--- Provided records ---

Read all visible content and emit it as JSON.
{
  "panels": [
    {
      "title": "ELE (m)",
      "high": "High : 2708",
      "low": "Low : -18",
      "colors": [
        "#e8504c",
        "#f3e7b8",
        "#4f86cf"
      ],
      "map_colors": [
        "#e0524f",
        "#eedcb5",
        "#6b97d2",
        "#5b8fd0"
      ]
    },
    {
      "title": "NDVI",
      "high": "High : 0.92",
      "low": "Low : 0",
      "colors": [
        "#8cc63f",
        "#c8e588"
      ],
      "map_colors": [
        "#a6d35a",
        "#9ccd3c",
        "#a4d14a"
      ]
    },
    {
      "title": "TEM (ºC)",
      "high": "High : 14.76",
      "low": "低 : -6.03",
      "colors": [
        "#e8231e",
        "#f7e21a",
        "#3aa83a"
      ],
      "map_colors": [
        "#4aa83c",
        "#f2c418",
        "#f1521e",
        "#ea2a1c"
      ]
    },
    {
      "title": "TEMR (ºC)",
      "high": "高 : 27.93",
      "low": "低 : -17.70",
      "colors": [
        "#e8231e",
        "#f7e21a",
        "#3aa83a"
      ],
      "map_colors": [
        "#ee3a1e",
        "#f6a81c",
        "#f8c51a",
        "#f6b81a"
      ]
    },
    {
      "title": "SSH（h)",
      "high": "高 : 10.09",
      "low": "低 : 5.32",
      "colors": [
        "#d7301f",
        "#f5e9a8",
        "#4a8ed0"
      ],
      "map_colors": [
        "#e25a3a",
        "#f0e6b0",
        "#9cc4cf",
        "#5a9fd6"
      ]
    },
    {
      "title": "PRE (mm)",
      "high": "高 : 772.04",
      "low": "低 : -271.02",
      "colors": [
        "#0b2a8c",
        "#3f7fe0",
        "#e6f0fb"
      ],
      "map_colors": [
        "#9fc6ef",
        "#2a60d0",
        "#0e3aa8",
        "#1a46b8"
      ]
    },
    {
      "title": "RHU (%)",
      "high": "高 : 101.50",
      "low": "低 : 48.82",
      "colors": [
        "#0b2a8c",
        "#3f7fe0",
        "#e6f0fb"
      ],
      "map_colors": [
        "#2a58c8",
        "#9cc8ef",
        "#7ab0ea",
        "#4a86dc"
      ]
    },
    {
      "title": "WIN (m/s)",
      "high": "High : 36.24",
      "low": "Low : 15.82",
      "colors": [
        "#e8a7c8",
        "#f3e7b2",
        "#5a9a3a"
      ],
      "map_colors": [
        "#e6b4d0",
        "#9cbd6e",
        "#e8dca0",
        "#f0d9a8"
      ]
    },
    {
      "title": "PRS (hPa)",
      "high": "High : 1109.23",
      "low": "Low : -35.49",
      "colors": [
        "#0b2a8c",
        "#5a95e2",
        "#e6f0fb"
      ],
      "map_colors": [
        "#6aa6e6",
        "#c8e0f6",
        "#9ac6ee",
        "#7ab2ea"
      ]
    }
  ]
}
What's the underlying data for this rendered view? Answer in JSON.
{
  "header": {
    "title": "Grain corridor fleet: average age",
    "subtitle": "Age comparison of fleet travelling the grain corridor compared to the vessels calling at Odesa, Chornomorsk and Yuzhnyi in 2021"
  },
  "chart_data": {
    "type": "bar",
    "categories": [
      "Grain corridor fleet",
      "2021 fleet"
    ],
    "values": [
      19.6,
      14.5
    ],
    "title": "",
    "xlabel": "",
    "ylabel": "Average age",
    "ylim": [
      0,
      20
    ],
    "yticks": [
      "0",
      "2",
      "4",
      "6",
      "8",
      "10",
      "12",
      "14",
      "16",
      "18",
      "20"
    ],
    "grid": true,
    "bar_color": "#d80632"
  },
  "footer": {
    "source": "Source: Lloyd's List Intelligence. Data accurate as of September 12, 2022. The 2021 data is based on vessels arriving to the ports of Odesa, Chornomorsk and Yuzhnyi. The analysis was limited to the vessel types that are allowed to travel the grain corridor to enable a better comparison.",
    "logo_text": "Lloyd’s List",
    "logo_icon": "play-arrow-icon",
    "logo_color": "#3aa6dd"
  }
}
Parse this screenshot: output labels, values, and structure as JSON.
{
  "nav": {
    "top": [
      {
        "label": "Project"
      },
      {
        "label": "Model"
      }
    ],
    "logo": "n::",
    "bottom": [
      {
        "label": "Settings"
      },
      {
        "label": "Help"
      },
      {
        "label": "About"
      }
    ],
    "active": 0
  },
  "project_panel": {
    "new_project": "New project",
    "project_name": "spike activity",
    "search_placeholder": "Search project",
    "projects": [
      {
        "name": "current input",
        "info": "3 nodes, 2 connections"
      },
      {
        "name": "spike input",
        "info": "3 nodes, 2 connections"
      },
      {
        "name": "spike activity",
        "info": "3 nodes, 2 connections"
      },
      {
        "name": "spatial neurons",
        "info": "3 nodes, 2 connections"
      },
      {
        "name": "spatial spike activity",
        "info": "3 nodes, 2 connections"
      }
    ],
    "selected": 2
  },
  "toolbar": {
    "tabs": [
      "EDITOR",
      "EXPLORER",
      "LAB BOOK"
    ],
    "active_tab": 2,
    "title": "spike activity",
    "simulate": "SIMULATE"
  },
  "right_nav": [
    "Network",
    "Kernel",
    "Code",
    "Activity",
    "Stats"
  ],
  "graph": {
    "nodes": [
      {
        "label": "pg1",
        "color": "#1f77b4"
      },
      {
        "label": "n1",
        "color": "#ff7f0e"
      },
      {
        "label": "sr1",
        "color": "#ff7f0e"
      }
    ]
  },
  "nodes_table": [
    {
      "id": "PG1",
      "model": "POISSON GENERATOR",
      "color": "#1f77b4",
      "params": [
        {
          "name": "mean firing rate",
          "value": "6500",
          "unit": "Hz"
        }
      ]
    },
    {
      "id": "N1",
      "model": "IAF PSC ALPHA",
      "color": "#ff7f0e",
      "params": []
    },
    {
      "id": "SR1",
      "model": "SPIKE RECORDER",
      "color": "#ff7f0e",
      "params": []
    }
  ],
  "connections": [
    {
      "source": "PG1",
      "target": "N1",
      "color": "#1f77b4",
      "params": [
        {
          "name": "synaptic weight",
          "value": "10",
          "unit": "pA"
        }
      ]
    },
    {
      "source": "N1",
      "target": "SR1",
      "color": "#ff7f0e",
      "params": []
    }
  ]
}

---

• [Exercise goal]
Retype all of the material above with every character intact.

• [Output for this task]
Read all visible content and emit it as JSON.
{
  "panels": [
    {
      "title": "ELE (m)",
      "high": "High : 2708",
      "low": "Low : -18",
      "colors": [
        "#e8504c",
        "#f3e7b8",
        "#4f86cf"
      ],
      "map_colors": [
        "#e0524f",
        "#eedcb5",
        "#6b97d2",
        "#5b8fd0"
      ]
    },
    {
      "title": "NDVI",
      "high": "High : 0.92",
      "low": "Low : 0",
      "colors": [
        "#8cc63f",
        "#c8e588"
      ],
      "map_colors": [
        "#a6d35a",
        "#9ccd3c",
        "#a4d14a"
      ]
    },
    {
      "title": "TEM (ºC)",
      "high": "High : 14.76",
      "low": "低 : -6.03",
      "colors": [
        "#e8231e",
        "#f7e21a",
        "#3aa83a"
      ],
      "map_colors": [
        "#4aa83c",
        "#f2c418",
        "#f1521e",
        "#ea2a1c"
      ]
    },
    {
      "title": "TEMR (ºC)",
      "high": "高 : 27.93",
      "low": "低 : -17.70",
      "colors": [
        "#e8231e",
        "#f7e21a",
        "#3aa83a"
      ],
      "map_colors": [
        "#ee3a1e",
        "#f6a81c",
        "#f8c51a",
        "#f6b81a"
      ]
    },
    {
      "title": "SSH（h)",
      "high": "高 : 10.09",
      "low": "低 : 5.32",
      "colors": [
        "#d7301f",
        "#f5e9a8",
        "#4a8ed0"
      ],
      "map_colors": [
        "#e25a3a",
        "#f0e6b0",
        "#9cc4cf",
        "#5a9fd6"
      ]
    },
    {
      "title": "PRE (mm)",
      "high": "高 : 772.04",
      "low": "低 : -271.02",
      "colors": [
        "#0b2a8c",
        "#3f7fe0",
        "#e6f0fb"
      ],
      "map_colors": [
        "#9fc6ef",
        "#2a60d0",
        "#0e3aa8",
        "#1a46b8"
      ]
    },
    {
      "title": "RHU (%)",
      "high": "高 : 101.50",
      "low": "低 : 48.82",
      "colors": [
        "#0b2a8c",
        "#3f7fe0",
        "#e6f0fb"
      ],
      "map_colors": [
        "#2a58c8",
        "#9cc8ef",
        "#7ab0ea",
        "#4a86dc"
      ]
    },
    {
      "title": "WIN (m/s)",
      "high": "High : 36.24",
      "low": "Low : 15.82",
      "colors": [
        "#e8a7c8",
        "#f3e7b2",
        "#5a9a3a"
      ],
      "map_colors": [
        "#e6b4d0",
        "#9cbd6e",
        "#e8dca0",
        "#f0d9a8"
      ]
    },
    {
      "title": "PRS (hPa)",
      "high": "High : 1109.23",
      "low": "Low : -35.49",
      "colors": [
        "#0b2a8c",
        "#5a95e2",
        "#e6f0fb"
      ],
      "map_colors": [
        "#6aa6e6",
        "#c8e0f6",
        "#9ac6ee",
        "#7ab2ea"
      ]
    }
  ]
}
What's the underlying data for this rendered view? Answer in JSON.
{
  "header": {
    "title": "Grain corridor fleet: average age",
    "subtitle": "Age comparison of fleet travelling the grain corridor compared to the vessels calling at Odesa, Chornomorsk and Yuzhnyi in 2021"
  },
  "chart_data": {
    "type": "bar",
    "categories": [
      "Grain corridor fleet",
      "2021 fleet"
    ],
    "values": [
      19.6,
      14.5
    ],
    "title": "",
    "xlabel": "",
    "ylabel": "Average age",
    "ylim": [
      0,
      20
    ],
    "yticks": [
      "0",
      "2",
      "4",
      "6",
      "8",
      "10",
      "12",
      "14",
      "16",
      "18",
      "20"
    ],
    "grid": true,
    "bar_color": "#d80632"
  },
  "footer": {
    "source": "Source: Lloyd's List Intelligence. Data accurate as of September 12, 2022. The 2021 data is based on vessels arriving to the ports of Odesa, Chornomorsk and Yuzhnyi. The analysis was limited to the vessel types that are allowed to travel the grain corridor to enable a better comparison.",
    "logo_text": "Lloyd’s List",
    "logo_icon": "play-arrow-icon",
    "logo_color": "#3aa6dd"
  }
}
Parse this screenshot: output labels, values, and structure as JSON.
{
  "nav": {
    "top": [
      {
        "label": "Project"
      },
      {
        "label": "Model"
      }
    ],
    "logo": "n::",
    "bottom": [
      {
        "label": "Settings"
      },
      {
        "label": "Help"
      },
      {
        "label": "About"
      }
    ],
    "active": 0
  },
  "project_panel": {
    "new_project": "New project",
    "project_name": "spike activity",
    "search_placeholder": "Search project",
    "projects": [
      {
        "name": "current input",
        "info": "3 nodes, 2 connections"
      },
      {
        "name": "spike input",
        "info": "3 nodes, 2 connections"
      },
      {
        "name": "spike activity",
        "info": "3 nodes, 2 connections"
      },
      {
        "name": "spatial neurons",
        "info": "3 nodes, 2 connections"
      },
      {
        "name": "spatial spike activity",
        "info": "3 nodes, 2 connections"
      }
    ],
    "selected": 2
  },
  "toolbar": {
    "tabs": [
      "EDITOR",
      "EXPLORER",
      "LAB BOOK"
    ],
    "active_tab": 2,
    "title": "spike activity",
    "simulate": "SIMULATE"
  },
  "right_nav": [
    "Network",
    "Kernel",
    "Code",
    "Activity",
    "Stats"
  ],
  "graph": {
    "nodes": [
      {
        "label": "pg1",
        "color": "#1f77b4"
      },
      {
        "label": "n1",
        "color": "#ff7f0e"
      },
      {
        "label": "sr1",
        "color": "#ff7f0e"
      }
    ]
  },
  "nodes_table": [
    {
      "id": "PG1",
      "model": "POISSON GENERATOR",
      "color": "#1f77b4",
      "params": [
        {
          "name": "mean firing rate",
          "value": "6500",
          "unit": "Hz"
        }
      ]
    },
    {
      "id": "N1",
      "model": "IAF PSC ALPHA",
      "color": "#ff7f0e",
      "params": []
    },
    {
      "id": "SR1",
      "model": "SPIKE RECORDER",
      "color": "#ff7f0e",
      "params": []
    }
  ],
  "connections": [
    {
      "source": "PG1",
      "target": "N1",
      "color": "#1f77b4",
      "params": [
        {
          "name": "synaptic weight",
          "value": "10",
          "unit": "pA"
        }
      ]
    },
    {
      "source": "N1",
      "target": "SR1",
      "color": "#ff7f0e",
      "params": []
    }
  ]
}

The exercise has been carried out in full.